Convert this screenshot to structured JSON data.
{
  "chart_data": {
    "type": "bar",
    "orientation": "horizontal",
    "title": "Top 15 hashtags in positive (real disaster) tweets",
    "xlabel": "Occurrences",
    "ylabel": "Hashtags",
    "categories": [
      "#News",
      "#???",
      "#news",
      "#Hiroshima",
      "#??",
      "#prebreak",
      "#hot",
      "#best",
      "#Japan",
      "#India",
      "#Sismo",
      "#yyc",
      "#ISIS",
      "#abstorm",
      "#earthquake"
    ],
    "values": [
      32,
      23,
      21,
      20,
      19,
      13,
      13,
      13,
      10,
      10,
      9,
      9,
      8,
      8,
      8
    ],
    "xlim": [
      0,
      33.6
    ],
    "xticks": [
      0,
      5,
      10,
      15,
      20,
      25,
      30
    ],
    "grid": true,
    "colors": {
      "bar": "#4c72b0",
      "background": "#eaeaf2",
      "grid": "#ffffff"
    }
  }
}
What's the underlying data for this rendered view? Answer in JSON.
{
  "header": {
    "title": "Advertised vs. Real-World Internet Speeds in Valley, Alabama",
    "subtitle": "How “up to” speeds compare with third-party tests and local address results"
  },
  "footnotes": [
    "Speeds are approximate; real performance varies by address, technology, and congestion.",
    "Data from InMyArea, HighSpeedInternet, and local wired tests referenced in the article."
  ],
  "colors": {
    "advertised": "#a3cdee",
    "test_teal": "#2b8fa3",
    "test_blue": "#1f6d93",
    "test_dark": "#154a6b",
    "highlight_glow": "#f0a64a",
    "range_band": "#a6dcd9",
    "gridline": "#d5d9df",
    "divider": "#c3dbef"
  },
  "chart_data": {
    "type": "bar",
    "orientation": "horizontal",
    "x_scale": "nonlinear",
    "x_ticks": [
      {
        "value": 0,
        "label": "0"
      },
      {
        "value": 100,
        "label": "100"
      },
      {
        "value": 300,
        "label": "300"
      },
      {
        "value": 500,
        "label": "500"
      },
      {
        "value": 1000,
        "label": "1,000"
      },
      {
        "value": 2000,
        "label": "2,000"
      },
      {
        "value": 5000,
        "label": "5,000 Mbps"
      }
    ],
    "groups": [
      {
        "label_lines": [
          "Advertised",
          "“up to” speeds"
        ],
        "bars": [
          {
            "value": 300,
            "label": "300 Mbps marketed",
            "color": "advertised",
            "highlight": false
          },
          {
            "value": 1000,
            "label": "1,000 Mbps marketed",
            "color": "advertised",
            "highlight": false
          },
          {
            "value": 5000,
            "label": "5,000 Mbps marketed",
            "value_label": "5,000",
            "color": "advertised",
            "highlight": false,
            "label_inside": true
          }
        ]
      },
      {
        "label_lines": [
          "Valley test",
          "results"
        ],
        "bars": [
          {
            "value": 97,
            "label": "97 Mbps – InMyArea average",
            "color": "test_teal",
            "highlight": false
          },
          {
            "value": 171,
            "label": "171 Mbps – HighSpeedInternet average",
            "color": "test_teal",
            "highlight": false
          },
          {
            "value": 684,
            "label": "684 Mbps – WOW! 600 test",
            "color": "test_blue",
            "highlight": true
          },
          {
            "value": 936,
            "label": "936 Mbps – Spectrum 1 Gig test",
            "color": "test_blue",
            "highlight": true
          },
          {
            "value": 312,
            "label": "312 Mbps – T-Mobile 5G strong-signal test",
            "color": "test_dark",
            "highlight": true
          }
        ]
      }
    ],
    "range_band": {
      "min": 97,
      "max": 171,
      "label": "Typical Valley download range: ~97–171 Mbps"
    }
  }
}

→ Task description: Tell how many lines in the records above contain "JSON", giving the number and no other words.

→ Expected answer: 2